### What this task involves
Collect every line of the records below that contains the word "percent".

### Information shown
--
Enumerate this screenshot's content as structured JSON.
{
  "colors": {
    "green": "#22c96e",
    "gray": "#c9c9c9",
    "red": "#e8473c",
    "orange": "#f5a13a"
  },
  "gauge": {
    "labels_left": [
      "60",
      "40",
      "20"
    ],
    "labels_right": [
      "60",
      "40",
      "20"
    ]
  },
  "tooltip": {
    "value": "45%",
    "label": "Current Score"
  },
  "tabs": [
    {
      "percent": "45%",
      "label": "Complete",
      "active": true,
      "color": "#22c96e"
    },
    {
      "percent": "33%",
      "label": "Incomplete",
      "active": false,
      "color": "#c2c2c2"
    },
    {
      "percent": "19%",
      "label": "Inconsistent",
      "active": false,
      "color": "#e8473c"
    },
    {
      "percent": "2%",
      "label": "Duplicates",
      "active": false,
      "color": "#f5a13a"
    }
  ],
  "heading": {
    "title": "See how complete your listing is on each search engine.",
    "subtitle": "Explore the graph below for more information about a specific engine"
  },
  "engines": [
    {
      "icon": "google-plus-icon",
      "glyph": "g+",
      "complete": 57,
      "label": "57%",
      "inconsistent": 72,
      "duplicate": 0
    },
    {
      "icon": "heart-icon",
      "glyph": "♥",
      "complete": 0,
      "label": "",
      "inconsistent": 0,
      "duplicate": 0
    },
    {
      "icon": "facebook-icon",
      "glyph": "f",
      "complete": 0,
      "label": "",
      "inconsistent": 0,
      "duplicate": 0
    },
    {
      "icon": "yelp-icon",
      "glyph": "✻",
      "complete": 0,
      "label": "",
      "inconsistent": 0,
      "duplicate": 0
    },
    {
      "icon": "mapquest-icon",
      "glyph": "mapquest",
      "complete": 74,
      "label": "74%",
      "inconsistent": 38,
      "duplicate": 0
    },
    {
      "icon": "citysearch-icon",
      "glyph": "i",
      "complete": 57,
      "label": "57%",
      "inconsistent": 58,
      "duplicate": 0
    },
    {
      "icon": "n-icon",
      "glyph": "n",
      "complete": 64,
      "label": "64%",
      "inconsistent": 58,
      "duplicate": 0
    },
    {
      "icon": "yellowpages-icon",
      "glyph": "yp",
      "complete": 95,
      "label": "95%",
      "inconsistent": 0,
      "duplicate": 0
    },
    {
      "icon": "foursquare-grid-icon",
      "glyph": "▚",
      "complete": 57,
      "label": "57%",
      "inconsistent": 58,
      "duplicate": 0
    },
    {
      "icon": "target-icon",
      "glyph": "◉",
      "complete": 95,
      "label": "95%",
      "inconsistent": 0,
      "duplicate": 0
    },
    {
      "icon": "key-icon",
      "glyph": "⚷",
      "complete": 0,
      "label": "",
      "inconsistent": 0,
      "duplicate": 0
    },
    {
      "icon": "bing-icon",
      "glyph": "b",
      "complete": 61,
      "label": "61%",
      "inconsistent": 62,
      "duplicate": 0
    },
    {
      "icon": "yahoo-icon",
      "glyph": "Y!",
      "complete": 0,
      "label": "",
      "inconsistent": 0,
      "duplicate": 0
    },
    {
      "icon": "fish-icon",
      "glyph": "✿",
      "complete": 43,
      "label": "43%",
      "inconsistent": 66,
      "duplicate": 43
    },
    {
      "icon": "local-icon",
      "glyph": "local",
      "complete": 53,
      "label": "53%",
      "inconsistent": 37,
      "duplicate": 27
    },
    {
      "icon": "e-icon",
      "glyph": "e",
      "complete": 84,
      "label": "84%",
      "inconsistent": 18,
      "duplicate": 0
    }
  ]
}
--
### Task answer
      "percent": "45%",
      "percent": "33%",
      "percent": "19%",
      "percent": "2%",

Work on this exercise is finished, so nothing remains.